# GIVEN REQUEST
Search the material and gather each line with "page" in it.

[Data items]
-- START --
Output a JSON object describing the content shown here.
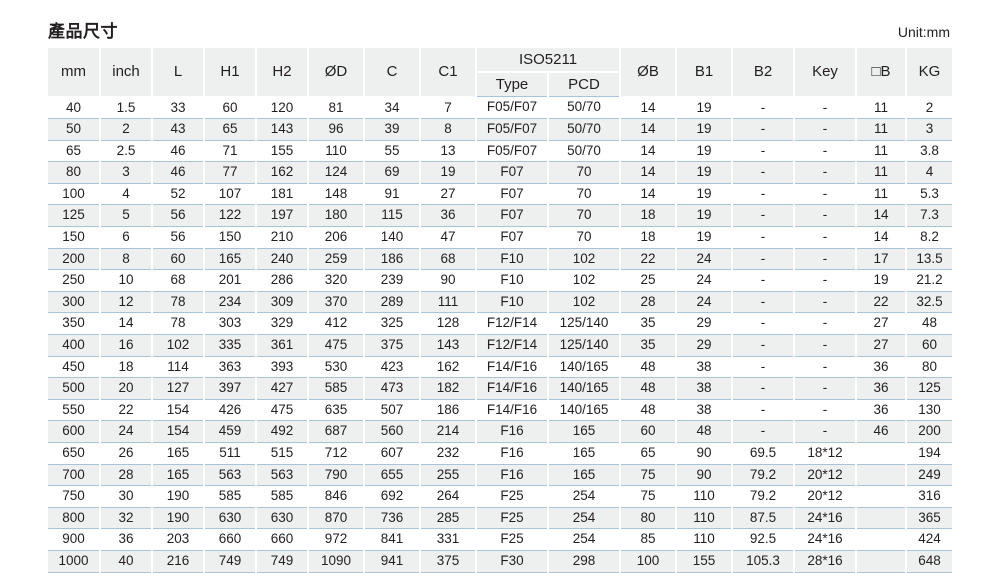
{
  "header": {
    "title": "產品尺寸",
    "unit": "Unit:mm"
  },
  "table": {
    "group_header": "ISO5211",
    "columns": [
      {
        "key": "mm",
        "label": "mm"
      },
      {
        "key": "inch",
        "label": "inch"
      },
      {
        "key": "L",
        "label": "L"
      },
      {
        "key": "H1",
        "label": "H1"
      },
      {
        "key": "H2",
        "label": "H2"
      },
      {
        "key": "OD",
        "label": "ØD"
      },
      {
        "key": "C",
        "label": "C"
      },
      {
        "key": "C1",
        "label": "C1"
      },
      {
        "key": "Type",
        "label": "Type"
      },
      {
        "key": "PCD",
        "label": "PCD"
      },
      {
        "key": "OB",
        "label": "ØB"
      },
      {
        "key": "B1",
        "label": "B1"
      },
      {
        "key": "B2",
        "label": "B2"
      },
      {
        "key": "Key",
        "label": "Key"
      },
      {
        "key": "sqB",
        "label": "□B"
      },
      {
        "key": "KG",
        "label": "KG"
      }
    ],
    "rows": [
      [
        "40",
        "1.5",
        "33",
        "60",
        "120",
        "81",
        "34",
        "7",
        "F05/F07",
        "50/70",
        "14",
        "19",
        "-",
        "-",
        "11",
        "2"
      ],
      [
        "50",
        "2",
        "43",
        "65",
        "143",
        "96",
        "39",
        "8",
        "F05/F07",
        "50/70",
        "14",
        "19",
        "-",
        "-",
        "11",
        "3"
      ],
      [
        "65",
        "2.5",
        "46",
        "71",
        "155",
        "110",
        "55",
        "13",
        "F05/F07",
        "50/70",
        "14",
        "19",
        "-",
        "-",
        "11",
        "3.8"
      ],
      [
        "80",
        "3",
        "46",
        "77",
        "162",
        "124",
        "69",
        "19",
        "F07",
        "70",
        "14",
        "19",
        "-",
        "-",
        "11",
        "4"
      ],
      [
        "100",
        "4",
        "52",
        "107",
        "181",
        "148",
        "91",
        "27",
        "F07",
        "70",
        "14",
        "19",
        "-",
        "-",
        "11",
        "5.3"
      ],
      [
        "125",
        "5",
        "56",
        "122",
        "197",
        "180",
        "115",
        "36",
        "F07",
        "70",
        "18",
        "19",
        "-",
        "-",
        "14",
        "7.3"
      ],
      [
        "150",
        "6",
        "56",
        "150",
        "210",
        "206",
        "140",
        "47",
        "F07",
        "70",
        "18",
        "19",
        "-",
        "-",
        "14",
        "8.2"
      ],
      [
        "200",
        "8",
        "60",
        "165",
        "240",
        "259",
        "186",
        "68",
        "F10",
        "102",
        "22",
        "24",
        "-",
        "-",
        "17",
        "13.5"
      ],
      [
        "250",
        "10",
        "68",
        "201",
        "286",
        "320",
        "239",
        "90",
        "F10",
        "102",
        "25",
        "24",
        "-",
        "-",
        "19",
        "21.2"
      ],
      [
        "300",
        "12",
        "78",
        "234",
        "309",
        "370",
        "289",
        "111",
        "F10",
        "102",
        "28",
        "24",
        "-",
        "-",
        "22",
        "32.5"
      ],
      [
        "350",
        "14",
        "78",
        "303",
        "329",
        "412",
        "325",
        "128",
        "F12/F14",
        "125/140",
        "35",
        "29",
        "-",
        "-",
        "27",
        "48"
      ],
      [
        "400",
        "16",
        "102",
        "335",
        "361",
        "475",
        "375",
        "143",
        "F12/F14",
        "125/140",
        "35",
        "29",
        "-",
        "-",
        "27",
        "60"
      ],
      [
        "450",
        "18",
        "114",
        "363",
        "393",
        "530",
        "423",
        "162",
        "F14/F16",
        "140/165",
        "48",
        "38",
        "-",
        "-",
        "36",
        "80"
      ],
      [
        "500",
        "20",
        "127",
        "397",
        "427",
        "585",
        "473",
        "182",
        "F14/F16",
        "140/165",
        "48",
        "38",
        "-",
        "-",
        "36",
        "125"
      ],
      [
        "550",
        "22",
        "154",
        "426",
        "475",
        "635",
        "507",
        "186",
        "F14/F16",
        "140/165",
        "48",
        "38",
        "-",
        "-",
        "36",
        "130"
      ],
      [
        "600",
        "24",
        "154",
        "459",
        "492",
        "687",
        "560",
        "214",
        "F16",
        "165",
        "60",
        "48",
        "-",
        "-",
        "46",
        "200"
      ],
      [
        "650",
        "26",
        "165",
        "511",
        "515",
        "712",
        "607",
        "232",
        "F16",
        "165",
        "65",
        "90",
        "69.5",
        "18*12",
        "",
        "194"
      ],
      [
        "700",
        "28",
        "165",
        "563",
        "563",
        "790",
        "655",
        "255",
        "F16",
        "165",
        "75",
        "90",
        "79.2",
        "20*12",
        "",
        "249"
      ],
      [
        "750",
        "30",
        "190",
        "585",
        "585",
        "846",
        "692",
        "264",
        "F25",
        "254",
        "75",
        "110",
        "79.2",
        "20*12",
        "",
        "316"
      ],
      [
        "800",
        "32",
        "190",
        "630",
        "630",
        "870",
        "736",
        "285",
        "F25",
        "254",
        "80",
        "110",
        "87.5",
        "24*16",
        "",
        "365"
      ],
      [
        "900",
        "36",
        "203",
        "660",
        "660",
        "972",
        "841",
        "331",
        "F25",
        "254",
        "85",
        "110",
        "92.5",
        "24*16",
        "",
        "424"
      ],
      [
        "1000",
        "40",
        "216",
        "749",
        "749",
        "1090",
        "941",
        "375",
        "F30",
        "298",
        "100",
        "155",
        "105.3",
        "28*16",
        "",
        "648"
      ]
    ]
  },
  "colors": {
    "header_bg": "#eeefef",
    "row_stripe": "#eeefef",
    "row_line": "#a9c4d9",
    "text": "#231f20"
  }
}
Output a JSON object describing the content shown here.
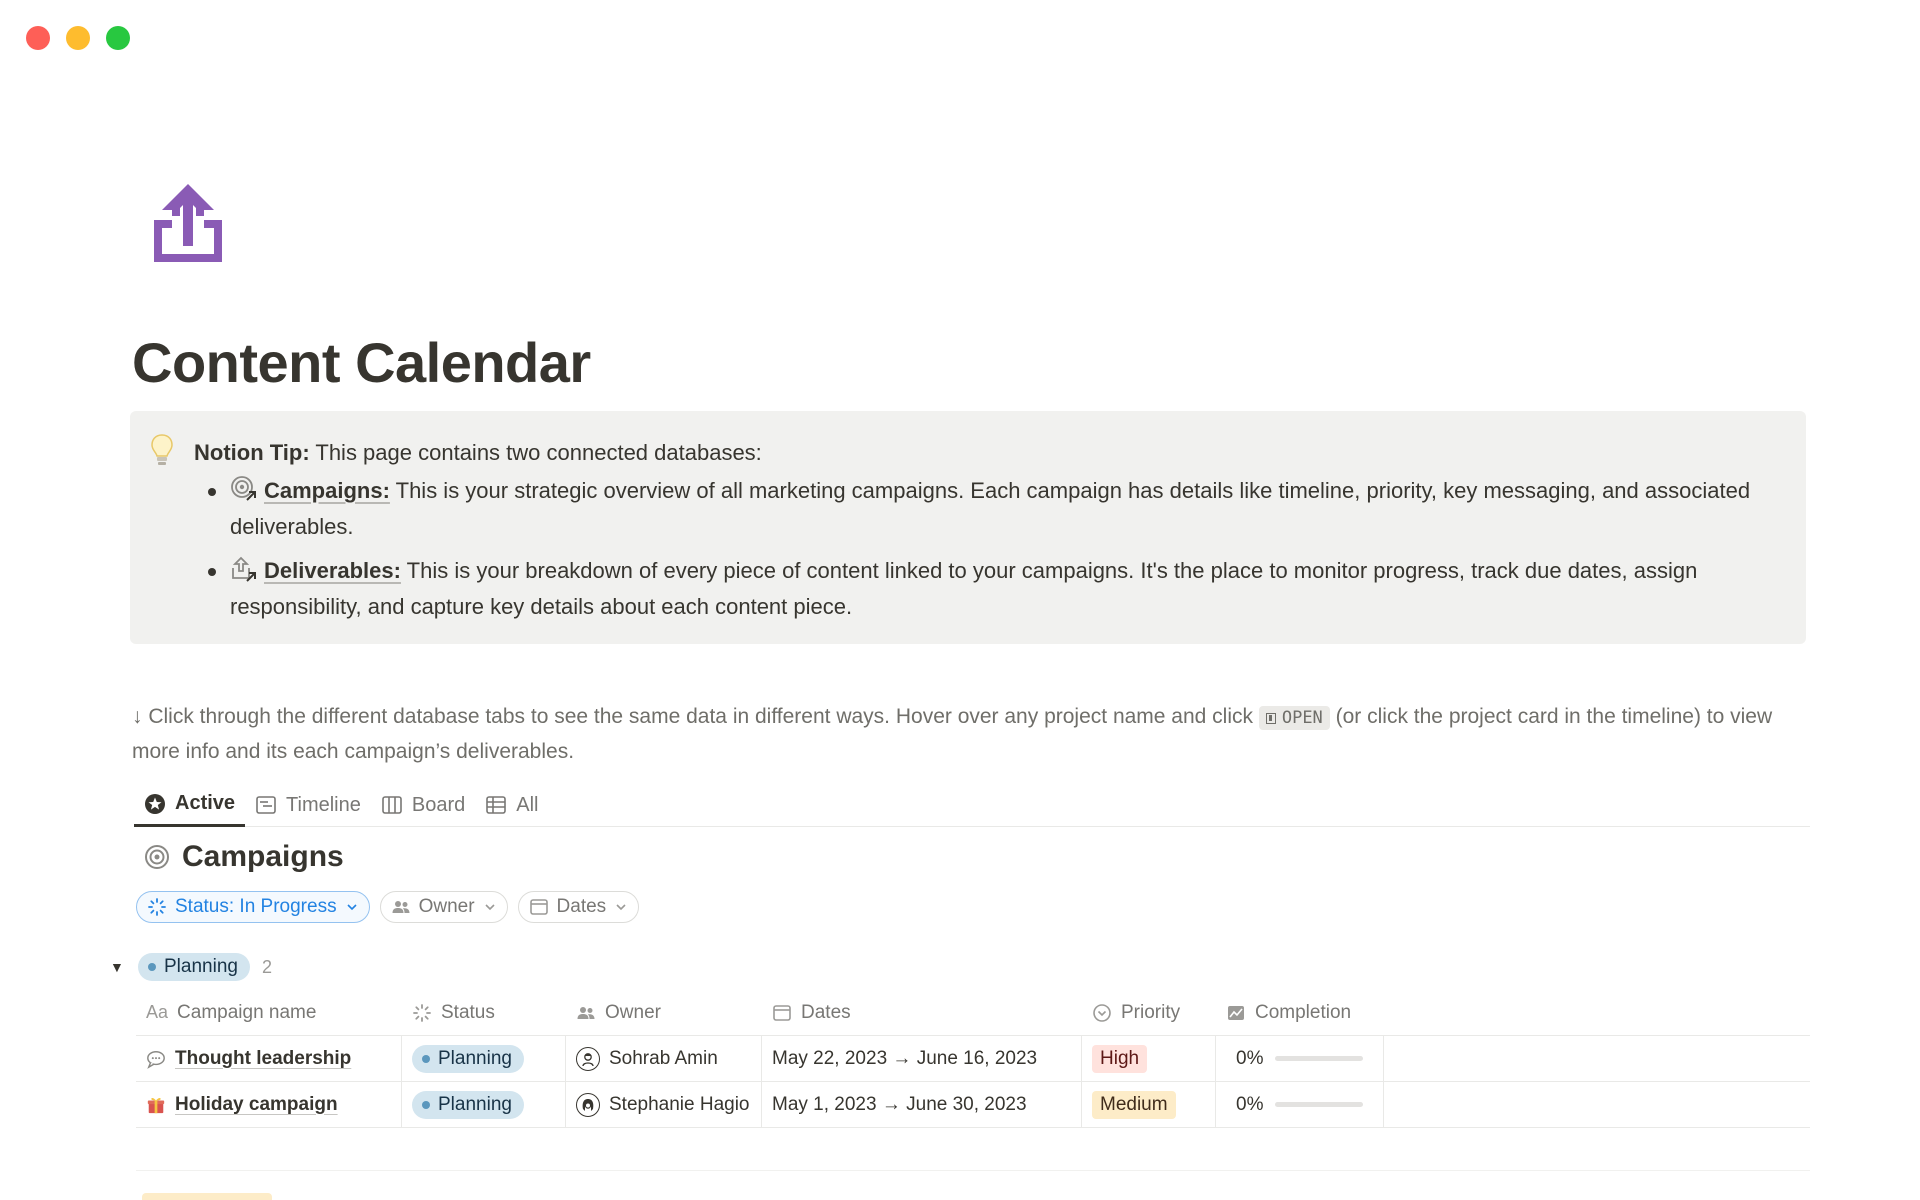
{
  "window": {
    "controls": [
      "close",
      "minimize",
      "zoom"
    ]
  },
  "page": {
    "icon": "share-upload-icon",
    "title": "Content Calendar"
  },
  "callout": {
    "icon": "lightbulb-icon",
    "tip_label": "Notion Tip:",
    "tip_text": " This page contains two connected databases:",
    "items": [
      {
        "icon": "target-link-icon",
        "title": "Campaigns:",
        "text": " This is your strategic overview of all marketing campaigns. Each campaign has details like timeline, priority, key messaging, and associated deliverables."
      },
      {
        "icon": "upload-link-icon",
        "title": "Deliverables:",
        "text": " This is your breakdown of every piece of content linked to your campaigns. It's the place to monitor progress, track due dates, assign responsibility, and capture key details about each content piece."
      }
    ]
  },
  "hint": {
    "before": "↓ Click through the different database tabs to see the same data in different ways. Hover over any project name and click ",
    "code": "OPEN",
    "after": " (or click the project card in the timeline) to view more info and its each campaign’s deliverables."
  },
  "tabs": [
    {
      "label": "Active",
      "icon": "star-badge-icon",
      "active": true
    },
    {
      "label": "Timeline",
      "icon": "timeline-icon",
      "active": false
    },
    {
      "label": "Board",
      "icon": "board-icon",
      "active": false
    },
    {
      "label": "All",
      "icon": "table-icon",
      "active": false
    }
  ],
  "database": {
    "title": "Campaigns",
    "icon": "target-icon",
    "filters": [
      {
        "label": "Status: In Progress",
        "icon": "loader-icon",
        "active": true
      },
      {
        "label": "Owner",
        "icon": "people-icon",
        "active": false
      },
      {
        "label": "Dates",
        "icon": "calendar-icon",
        "active": false
      }
    ],
    "group": {
      "label": "Planning",
      "count": "2"
    },
    "columns": [
      {
        "label": "Campaign name",
        "prefix": "Aa"
      },
      {
        "label": "Status",
        "icon": "loader-icon"
      },
      {
        "label": "Owner",
        "icon": "people-icon"
      },
      {
        "label": "Dates",
        "icon": "calendar-icon"
      },
      {
        "label": "Priority",
        "icon": "chevron-circle-icon"
      },
      {
        "label": "Completion",
        "icon": "chart-icon"
      }
    ],
    "rows": [
      {
        "icon": "speech-bubble-icon",
        "name": "Thought leadership",
        "status": "Planning",
        "owner": "Sohrab Amin",
        "dates": "May 22, 2023 → June 16, 2023",
        "priority": "High",
        "completion": "0%",
        "completion_value": 0
      },
      {
        "icon": "gift-icon",
        "name": "Holiday campaign",
        "status": "Planning",
        "owner": "Stephanie Hagio",
        "dates": "May 1, 2023 → June 30, 2023",
        "priority": "Medium",
        "completion": "0%",
        "completion_value": 0
      }
    ]
  },
  "colors": {
    "accent": "#2383e2",
    "icon_purple": "#8a5bb5",
    "status_blue": "#d3e5ef",
    "priority_high": "#ffe2dd",
    "priority_medium": "#fdecc8"
  }
}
-- END --
# TASK ANSWER
  "page": {
    "tip_text": " This page contains two connected databases:",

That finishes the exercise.